_Aim of the exercise:_
Look through the lines below and state how many hold the word "name". Write only the number.

_ _ _ _

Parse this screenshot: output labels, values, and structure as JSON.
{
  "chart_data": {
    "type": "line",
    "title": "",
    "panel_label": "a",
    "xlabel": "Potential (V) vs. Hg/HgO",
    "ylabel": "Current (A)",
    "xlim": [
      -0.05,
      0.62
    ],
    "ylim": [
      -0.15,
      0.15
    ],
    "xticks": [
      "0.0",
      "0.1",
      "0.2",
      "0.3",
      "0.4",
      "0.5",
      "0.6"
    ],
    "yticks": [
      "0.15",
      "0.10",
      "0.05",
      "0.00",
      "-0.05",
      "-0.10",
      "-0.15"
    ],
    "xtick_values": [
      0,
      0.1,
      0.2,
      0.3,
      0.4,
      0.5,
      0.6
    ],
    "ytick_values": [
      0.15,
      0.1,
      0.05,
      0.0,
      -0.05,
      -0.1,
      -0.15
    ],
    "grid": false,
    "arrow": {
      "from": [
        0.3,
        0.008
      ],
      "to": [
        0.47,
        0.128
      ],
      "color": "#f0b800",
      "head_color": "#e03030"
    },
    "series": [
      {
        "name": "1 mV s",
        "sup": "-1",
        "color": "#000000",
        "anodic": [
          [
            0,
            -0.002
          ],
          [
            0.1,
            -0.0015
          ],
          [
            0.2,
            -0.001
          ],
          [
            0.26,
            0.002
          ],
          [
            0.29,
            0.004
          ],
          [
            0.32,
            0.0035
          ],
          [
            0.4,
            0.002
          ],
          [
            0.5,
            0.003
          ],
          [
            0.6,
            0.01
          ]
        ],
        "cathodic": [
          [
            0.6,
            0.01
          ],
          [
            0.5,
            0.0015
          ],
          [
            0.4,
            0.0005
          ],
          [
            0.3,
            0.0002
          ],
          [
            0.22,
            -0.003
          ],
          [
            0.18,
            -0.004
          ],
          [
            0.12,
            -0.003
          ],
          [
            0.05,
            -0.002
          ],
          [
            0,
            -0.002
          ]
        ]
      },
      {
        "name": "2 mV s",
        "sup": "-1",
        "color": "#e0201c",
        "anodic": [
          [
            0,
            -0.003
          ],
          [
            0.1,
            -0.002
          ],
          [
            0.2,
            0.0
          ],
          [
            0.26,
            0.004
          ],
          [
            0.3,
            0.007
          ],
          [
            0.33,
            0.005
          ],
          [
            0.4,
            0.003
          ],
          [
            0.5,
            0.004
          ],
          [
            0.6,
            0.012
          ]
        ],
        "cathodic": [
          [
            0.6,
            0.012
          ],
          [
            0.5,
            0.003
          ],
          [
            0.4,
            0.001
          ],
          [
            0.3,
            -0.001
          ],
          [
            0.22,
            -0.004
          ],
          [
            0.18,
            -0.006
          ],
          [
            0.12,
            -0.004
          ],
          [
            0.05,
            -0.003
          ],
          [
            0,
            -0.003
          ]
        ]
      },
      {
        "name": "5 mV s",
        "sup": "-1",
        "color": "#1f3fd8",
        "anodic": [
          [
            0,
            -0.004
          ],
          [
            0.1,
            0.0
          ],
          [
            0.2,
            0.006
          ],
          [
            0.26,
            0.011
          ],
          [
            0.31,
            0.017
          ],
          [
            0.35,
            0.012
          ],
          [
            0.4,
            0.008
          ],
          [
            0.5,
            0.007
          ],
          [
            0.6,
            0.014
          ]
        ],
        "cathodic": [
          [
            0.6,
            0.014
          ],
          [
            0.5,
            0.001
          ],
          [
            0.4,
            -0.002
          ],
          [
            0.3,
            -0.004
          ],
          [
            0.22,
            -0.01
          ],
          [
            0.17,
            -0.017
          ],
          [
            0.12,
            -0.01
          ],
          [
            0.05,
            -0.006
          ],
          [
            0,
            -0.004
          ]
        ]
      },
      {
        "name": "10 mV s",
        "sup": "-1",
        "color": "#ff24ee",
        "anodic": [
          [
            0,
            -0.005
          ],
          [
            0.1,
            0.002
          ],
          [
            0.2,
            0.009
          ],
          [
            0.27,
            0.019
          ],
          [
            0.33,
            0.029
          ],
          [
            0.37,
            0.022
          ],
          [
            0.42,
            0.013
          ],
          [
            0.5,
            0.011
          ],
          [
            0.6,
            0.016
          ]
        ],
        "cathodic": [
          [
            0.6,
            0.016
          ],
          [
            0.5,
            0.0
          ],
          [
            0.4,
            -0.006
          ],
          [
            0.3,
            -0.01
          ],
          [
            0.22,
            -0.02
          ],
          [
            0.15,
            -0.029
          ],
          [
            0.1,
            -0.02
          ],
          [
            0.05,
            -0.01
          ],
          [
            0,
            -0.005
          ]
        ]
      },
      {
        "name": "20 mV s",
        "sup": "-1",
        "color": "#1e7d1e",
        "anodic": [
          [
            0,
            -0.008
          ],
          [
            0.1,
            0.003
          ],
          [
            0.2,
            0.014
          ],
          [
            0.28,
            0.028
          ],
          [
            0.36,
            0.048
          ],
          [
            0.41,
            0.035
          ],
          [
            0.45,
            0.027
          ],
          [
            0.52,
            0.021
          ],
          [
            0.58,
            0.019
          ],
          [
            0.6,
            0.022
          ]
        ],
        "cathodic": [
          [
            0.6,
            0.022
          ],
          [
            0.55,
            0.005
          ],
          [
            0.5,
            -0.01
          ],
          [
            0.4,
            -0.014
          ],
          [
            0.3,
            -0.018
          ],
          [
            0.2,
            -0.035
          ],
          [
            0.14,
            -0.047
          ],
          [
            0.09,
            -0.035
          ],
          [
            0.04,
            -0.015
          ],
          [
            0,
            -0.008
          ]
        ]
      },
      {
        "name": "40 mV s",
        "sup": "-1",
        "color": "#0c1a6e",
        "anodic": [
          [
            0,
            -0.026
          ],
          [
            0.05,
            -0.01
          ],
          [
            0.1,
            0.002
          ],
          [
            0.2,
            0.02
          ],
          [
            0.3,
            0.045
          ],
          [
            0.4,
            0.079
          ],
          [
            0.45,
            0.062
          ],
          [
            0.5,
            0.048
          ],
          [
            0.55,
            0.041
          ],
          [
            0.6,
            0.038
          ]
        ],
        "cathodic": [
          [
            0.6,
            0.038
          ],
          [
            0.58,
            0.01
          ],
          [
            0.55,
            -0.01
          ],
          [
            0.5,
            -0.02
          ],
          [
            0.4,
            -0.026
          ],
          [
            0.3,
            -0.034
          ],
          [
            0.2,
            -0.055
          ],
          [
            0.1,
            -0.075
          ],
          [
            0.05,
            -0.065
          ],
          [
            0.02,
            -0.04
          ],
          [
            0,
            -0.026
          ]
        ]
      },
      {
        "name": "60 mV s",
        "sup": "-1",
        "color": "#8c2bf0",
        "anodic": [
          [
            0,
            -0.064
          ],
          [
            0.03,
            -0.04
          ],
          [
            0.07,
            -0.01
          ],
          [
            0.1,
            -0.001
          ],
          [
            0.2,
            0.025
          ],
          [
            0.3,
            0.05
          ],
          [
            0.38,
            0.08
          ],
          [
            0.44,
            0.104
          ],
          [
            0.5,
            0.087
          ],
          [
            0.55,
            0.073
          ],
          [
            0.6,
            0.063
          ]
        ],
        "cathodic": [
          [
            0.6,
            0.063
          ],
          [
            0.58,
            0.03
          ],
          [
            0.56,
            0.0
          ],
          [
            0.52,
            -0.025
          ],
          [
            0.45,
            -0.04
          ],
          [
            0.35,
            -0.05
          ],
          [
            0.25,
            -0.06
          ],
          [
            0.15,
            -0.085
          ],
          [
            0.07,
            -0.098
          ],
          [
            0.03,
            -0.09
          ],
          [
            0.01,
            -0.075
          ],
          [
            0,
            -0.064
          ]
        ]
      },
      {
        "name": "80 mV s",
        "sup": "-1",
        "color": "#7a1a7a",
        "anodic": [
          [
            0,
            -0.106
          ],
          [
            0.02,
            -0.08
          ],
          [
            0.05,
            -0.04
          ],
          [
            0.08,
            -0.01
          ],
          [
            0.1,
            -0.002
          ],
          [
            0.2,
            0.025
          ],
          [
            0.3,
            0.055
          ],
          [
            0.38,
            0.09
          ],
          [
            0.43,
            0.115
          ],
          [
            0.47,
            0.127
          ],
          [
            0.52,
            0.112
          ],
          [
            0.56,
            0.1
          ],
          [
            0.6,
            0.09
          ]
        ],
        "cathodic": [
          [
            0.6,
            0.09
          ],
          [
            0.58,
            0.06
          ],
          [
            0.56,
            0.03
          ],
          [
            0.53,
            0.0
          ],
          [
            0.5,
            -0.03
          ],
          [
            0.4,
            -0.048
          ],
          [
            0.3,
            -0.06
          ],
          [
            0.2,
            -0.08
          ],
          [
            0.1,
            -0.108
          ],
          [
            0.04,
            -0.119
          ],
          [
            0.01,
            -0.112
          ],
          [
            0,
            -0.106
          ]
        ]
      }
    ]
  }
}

_ _ _ _

_Exercise response:_
8